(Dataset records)

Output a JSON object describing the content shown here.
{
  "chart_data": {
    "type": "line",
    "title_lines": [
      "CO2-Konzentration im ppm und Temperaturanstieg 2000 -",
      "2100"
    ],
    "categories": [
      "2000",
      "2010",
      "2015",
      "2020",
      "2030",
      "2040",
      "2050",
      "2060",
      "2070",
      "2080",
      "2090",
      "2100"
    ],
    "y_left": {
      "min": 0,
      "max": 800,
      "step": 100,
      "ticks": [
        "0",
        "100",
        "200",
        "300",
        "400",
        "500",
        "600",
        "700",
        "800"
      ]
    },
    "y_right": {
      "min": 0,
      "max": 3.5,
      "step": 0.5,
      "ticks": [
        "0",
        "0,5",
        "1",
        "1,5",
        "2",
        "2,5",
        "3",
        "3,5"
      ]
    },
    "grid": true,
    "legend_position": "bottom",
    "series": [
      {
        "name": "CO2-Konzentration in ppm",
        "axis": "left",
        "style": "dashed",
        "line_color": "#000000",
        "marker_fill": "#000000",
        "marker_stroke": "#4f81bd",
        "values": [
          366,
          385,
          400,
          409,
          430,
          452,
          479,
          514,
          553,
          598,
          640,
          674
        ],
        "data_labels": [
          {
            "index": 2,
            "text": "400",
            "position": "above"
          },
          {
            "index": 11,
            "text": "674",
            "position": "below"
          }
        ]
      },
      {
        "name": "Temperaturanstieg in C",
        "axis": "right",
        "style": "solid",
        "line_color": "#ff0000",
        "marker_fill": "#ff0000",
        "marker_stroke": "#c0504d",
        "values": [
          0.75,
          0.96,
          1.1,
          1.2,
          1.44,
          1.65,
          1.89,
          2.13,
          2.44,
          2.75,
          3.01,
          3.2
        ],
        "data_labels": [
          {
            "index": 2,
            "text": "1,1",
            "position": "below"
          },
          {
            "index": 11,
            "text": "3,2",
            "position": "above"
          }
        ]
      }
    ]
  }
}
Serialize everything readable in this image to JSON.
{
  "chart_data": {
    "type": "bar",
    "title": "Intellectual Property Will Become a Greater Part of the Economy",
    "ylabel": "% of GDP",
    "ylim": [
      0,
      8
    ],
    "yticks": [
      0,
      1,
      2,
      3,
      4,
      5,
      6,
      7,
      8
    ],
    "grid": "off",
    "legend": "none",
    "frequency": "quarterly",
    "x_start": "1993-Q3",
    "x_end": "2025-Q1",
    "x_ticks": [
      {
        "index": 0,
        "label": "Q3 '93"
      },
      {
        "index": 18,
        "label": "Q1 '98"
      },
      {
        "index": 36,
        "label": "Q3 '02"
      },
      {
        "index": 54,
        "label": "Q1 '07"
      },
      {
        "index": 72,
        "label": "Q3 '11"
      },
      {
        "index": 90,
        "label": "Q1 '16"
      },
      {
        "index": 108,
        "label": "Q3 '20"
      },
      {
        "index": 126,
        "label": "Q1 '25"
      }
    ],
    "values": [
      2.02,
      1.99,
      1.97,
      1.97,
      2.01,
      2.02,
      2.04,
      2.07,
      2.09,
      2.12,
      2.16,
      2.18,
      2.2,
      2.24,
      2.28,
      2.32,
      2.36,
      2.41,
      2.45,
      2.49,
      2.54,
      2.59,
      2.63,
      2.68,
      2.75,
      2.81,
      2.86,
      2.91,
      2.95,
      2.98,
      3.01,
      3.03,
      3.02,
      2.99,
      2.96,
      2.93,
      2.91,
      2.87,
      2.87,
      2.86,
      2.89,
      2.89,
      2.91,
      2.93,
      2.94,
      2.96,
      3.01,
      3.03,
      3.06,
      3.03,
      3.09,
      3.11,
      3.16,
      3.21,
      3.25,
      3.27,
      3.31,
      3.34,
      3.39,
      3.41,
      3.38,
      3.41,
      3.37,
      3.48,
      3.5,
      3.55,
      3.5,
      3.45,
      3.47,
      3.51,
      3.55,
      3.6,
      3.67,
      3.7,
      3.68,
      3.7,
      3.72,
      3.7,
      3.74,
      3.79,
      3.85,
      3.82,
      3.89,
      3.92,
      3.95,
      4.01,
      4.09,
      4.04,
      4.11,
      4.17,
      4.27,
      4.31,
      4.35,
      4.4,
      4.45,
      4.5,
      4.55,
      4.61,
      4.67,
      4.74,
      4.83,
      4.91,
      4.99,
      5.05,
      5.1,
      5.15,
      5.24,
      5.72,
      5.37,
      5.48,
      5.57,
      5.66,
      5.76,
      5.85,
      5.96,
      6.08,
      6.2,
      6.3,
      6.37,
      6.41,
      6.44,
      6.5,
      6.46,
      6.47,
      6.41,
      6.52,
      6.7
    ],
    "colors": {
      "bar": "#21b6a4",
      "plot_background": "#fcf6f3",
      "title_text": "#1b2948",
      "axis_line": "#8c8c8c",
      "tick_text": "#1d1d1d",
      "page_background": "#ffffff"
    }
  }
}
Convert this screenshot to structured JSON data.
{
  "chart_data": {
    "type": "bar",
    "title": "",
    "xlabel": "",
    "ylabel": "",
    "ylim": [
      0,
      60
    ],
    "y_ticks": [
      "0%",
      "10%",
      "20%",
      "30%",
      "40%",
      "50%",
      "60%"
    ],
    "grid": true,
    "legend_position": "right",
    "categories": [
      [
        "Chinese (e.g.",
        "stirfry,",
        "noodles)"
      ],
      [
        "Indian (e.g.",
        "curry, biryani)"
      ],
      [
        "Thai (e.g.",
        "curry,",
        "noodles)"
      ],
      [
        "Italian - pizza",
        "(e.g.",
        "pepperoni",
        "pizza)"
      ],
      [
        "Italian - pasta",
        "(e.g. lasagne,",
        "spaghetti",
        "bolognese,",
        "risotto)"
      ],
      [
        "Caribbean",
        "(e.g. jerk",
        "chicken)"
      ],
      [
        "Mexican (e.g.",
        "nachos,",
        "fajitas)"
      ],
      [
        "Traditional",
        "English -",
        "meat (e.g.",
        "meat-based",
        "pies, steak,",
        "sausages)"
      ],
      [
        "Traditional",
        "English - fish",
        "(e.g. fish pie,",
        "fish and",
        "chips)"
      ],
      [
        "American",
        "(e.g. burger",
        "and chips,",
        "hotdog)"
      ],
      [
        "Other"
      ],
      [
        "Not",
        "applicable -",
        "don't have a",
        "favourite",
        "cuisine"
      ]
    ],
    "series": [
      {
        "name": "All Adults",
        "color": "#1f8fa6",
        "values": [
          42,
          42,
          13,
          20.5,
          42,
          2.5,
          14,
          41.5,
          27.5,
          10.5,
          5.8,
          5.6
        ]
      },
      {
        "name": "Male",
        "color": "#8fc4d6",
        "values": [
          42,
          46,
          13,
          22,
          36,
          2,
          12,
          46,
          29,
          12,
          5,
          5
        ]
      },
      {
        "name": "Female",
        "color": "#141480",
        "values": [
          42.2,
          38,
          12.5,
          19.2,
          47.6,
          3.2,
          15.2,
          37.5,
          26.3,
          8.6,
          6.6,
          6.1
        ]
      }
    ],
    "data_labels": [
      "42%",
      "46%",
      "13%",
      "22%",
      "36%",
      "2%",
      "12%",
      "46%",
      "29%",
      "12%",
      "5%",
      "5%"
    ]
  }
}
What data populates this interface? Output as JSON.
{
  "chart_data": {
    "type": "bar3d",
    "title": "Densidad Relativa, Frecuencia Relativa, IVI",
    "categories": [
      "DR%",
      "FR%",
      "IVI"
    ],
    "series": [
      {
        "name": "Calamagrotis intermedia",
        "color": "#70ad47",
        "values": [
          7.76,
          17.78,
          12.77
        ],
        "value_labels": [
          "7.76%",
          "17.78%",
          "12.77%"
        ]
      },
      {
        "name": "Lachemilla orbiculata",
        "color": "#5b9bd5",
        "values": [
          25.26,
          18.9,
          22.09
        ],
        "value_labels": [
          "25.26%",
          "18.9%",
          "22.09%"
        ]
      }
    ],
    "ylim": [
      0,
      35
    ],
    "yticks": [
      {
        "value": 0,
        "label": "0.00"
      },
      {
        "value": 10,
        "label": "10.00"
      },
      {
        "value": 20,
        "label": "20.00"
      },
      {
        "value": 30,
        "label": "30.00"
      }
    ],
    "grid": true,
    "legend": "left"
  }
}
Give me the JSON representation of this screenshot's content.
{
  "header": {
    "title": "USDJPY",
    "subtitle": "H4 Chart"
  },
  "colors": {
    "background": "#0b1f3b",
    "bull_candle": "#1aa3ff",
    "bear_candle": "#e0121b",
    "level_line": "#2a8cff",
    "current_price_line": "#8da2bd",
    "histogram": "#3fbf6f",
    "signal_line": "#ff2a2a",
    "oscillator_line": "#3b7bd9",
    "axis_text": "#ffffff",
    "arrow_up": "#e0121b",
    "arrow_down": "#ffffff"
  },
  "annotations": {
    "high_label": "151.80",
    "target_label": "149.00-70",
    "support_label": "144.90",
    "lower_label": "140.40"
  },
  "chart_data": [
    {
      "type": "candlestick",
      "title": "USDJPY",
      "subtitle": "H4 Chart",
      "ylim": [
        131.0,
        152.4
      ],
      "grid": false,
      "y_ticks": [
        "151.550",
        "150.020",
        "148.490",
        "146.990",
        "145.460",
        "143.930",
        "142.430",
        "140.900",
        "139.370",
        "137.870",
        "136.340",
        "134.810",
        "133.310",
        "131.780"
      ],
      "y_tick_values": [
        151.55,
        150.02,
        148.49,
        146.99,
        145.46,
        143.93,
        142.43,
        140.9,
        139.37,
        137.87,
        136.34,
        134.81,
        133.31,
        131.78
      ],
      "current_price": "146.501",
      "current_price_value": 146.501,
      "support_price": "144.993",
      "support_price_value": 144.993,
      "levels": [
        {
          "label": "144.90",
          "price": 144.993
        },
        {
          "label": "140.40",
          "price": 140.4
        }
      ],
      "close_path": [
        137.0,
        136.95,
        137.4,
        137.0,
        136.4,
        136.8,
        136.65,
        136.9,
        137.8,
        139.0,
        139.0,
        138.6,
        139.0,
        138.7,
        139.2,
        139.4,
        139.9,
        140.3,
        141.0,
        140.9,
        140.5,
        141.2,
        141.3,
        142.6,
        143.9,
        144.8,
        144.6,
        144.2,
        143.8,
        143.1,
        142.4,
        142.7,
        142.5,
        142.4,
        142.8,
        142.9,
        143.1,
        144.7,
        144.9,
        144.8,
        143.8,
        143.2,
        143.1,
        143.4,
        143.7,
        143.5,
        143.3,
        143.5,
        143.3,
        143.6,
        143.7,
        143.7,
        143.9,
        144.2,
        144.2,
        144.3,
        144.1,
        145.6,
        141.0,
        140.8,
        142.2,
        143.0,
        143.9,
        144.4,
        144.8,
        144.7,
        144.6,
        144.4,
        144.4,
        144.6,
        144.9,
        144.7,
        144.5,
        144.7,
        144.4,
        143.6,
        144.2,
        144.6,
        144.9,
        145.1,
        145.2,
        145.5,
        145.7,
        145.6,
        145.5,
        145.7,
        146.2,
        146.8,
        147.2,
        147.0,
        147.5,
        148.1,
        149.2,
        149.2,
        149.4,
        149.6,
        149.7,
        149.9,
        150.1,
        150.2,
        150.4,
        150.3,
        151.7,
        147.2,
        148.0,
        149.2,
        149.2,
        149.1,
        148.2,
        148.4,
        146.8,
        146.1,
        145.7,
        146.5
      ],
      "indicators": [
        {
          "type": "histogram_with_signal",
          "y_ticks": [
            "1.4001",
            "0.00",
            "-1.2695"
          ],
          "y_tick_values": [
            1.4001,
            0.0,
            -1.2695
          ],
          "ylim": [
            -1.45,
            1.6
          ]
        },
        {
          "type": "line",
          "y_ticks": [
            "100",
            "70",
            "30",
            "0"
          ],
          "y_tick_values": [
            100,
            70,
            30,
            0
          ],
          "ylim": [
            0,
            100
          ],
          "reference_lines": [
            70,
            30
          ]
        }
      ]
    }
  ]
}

◆ **PROBLEM**
In the records, locate each line holding the string "subtitle" and copy it.

◆ **ANSWER TO THIS TASK**
    "subtitle": "H4 Chart"
      "subtitle": "H4 Chart",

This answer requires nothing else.